Provided records
============================================================

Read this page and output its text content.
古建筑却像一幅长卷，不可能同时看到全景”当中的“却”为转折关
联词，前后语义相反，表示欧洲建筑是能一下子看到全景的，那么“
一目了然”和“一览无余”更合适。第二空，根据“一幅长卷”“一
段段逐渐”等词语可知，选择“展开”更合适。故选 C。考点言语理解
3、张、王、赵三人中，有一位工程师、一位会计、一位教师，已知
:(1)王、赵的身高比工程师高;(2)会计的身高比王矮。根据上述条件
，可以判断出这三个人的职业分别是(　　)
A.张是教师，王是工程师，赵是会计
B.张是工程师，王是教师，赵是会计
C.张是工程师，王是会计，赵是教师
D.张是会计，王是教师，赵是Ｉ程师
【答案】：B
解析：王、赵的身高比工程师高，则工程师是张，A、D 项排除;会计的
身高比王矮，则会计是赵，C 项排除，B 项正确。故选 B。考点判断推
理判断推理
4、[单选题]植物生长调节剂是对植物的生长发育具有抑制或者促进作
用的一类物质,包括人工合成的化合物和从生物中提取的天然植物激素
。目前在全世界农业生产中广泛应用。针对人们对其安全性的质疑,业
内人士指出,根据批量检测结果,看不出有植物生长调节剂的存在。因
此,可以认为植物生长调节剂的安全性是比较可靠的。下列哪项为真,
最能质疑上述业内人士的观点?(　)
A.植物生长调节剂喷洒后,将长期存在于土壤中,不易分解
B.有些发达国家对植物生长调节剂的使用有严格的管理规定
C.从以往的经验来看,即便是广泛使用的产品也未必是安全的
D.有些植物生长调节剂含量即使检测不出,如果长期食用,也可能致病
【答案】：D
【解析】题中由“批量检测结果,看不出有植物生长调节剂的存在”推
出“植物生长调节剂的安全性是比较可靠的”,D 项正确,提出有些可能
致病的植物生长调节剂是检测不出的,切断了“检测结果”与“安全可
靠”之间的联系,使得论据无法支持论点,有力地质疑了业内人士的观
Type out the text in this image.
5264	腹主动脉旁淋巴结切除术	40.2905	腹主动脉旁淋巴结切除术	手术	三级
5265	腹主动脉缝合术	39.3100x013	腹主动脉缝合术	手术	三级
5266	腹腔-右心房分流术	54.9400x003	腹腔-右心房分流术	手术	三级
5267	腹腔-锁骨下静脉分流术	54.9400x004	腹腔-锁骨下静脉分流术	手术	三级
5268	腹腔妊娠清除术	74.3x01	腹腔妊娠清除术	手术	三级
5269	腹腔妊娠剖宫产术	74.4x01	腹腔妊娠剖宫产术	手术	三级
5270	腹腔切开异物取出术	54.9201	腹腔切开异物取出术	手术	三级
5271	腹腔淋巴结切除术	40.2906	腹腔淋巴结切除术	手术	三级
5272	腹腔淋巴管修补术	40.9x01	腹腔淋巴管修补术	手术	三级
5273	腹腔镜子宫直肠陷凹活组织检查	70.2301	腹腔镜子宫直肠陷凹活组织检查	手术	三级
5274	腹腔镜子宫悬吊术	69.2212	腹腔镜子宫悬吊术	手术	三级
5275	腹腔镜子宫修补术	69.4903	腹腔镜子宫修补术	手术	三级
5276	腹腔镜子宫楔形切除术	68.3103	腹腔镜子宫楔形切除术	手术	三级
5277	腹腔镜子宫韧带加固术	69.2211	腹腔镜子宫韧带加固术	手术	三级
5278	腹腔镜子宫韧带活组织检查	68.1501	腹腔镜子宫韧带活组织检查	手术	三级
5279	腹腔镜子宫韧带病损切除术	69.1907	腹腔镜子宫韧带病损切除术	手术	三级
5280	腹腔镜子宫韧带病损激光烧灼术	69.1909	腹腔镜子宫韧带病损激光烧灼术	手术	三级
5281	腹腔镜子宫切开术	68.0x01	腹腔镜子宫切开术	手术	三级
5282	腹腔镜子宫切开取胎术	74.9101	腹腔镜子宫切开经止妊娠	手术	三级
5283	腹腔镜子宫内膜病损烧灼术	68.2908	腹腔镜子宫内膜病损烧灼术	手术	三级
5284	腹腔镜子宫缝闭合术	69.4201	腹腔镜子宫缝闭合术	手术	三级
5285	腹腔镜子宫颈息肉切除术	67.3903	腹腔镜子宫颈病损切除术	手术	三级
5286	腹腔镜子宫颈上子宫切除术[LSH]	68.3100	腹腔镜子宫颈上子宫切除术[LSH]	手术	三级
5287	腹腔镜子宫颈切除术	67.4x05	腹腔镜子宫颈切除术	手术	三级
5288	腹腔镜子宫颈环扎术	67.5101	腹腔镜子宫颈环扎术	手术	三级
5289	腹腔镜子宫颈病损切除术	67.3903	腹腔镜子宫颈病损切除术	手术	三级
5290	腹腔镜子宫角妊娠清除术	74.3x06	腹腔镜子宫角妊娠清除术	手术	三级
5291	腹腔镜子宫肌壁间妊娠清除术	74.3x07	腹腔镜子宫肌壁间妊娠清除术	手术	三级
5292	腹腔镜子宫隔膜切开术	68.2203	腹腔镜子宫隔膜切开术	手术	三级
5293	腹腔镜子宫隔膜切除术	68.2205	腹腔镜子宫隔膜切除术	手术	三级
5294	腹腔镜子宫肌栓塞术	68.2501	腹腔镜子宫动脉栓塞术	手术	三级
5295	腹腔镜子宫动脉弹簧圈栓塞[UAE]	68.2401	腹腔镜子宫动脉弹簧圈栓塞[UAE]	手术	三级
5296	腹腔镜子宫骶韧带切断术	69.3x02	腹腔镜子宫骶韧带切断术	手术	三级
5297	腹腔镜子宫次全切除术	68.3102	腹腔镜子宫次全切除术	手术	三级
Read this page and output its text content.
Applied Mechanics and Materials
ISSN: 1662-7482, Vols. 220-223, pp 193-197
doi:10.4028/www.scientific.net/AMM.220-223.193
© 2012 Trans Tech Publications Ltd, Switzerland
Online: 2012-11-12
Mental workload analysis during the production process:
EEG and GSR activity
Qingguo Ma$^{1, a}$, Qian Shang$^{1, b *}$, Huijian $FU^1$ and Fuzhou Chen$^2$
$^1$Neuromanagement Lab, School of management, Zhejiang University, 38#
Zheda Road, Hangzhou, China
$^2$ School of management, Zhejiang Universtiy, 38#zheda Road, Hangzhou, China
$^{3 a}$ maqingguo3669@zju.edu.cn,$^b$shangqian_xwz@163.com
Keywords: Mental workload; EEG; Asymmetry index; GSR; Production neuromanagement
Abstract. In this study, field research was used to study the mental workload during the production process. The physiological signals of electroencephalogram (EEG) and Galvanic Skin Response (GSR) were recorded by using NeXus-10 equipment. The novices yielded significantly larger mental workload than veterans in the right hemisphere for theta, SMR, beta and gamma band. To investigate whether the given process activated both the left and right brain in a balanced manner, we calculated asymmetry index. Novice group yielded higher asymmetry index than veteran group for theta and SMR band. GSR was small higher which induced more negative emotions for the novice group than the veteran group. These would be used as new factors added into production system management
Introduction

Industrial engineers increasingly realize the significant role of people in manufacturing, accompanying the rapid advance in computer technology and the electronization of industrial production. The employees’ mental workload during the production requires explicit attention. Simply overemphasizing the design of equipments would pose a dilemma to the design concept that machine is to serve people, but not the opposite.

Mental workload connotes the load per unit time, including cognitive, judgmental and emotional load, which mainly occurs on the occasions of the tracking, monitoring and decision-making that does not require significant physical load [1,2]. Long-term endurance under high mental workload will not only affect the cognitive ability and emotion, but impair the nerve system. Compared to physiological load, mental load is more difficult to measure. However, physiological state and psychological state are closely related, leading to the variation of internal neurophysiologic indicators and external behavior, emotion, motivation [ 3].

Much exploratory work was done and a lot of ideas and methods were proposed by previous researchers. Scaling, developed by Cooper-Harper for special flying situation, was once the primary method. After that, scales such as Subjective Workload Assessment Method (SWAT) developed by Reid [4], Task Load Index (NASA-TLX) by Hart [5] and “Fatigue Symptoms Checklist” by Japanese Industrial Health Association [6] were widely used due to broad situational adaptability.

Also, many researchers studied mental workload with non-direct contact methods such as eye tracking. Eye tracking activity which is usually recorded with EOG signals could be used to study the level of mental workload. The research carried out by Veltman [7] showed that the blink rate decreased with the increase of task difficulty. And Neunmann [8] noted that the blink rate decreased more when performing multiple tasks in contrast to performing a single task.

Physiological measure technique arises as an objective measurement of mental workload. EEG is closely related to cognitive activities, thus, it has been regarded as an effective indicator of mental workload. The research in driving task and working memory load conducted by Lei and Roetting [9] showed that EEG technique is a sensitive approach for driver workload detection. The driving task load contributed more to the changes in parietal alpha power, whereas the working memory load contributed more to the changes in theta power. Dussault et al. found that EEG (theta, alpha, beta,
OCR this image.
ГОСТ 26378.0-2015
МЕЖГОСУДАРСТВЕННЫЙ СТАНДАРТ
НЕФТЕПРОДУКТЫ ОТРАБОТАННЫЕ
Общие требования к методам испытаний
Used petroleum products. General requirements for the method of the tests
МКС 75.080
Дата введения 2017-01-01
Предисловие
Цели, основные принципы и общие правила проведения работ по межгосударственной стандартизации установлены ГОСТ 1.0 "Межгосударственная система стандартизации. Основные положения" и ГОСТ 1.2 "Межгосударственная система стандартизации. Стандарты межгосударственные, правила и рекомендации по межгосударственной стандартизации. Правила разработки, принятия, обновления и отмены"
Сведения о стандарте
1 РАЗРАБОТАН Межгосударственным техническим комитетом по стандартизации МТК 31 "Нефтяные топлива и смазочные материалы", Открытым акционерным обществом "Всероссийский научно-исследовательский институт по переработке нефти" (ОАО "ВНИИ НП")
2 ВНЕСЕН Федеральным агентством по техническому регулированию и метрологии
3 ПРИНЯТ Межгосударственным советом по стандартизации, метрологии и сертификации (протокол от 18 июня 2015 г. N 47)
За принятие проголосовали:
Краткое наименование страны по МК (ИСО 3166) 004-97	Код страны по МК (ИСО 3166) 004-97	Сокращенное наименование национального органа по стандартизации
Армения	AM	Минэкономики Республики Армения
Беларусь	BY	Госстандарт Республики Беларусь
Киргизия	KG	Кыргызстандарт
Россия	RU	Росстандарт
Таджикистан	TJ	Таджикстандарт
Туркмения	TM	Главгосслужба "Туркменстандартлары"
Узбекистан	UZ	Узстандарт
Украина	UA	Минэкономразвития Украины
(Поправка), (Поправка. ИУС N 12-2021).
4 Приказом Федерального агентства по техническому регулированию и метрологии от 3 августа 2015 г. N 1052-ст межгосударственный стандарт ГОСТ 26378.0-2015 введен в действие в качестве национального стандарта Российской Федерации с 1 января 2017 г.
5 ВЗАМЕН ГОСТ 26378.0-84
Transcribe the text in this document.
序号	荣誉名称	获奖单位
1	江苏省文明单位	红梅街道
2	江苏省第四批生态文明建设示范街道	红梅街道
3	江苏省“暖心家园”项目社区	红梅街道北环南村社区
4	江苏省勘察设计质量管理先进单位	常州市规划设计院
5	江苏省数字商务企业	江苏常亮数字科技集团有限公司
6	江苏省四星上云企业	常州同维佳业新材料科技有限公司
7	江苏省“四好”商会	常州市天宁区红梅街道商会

============================================================

Required task
Only the lines from the one containing "Transcribe the text in this document." through the end of the entries above belong in the answer; repeat them exactly.

Problem solution
Transcribe the text in this document.
序号	荣誉名称	获奖单位
1	江苏省文明单位	红梅街道
2	江苏省第四批生态文明建设示范街道	红梅街道
3	江苏省“暖心家园”项目社区	红梅街道北环南村社区
4	江苏省勘察设计质量管理先进单位	常州市规划设计院
5	江苏省数字商务企业	江苏常亮数字科技集团有限公司
6	江苏省四星上云企业	常州同维佳业新材料科技有限公司
7	江苏省“四好”商会	常州市天宁区红梅街道商会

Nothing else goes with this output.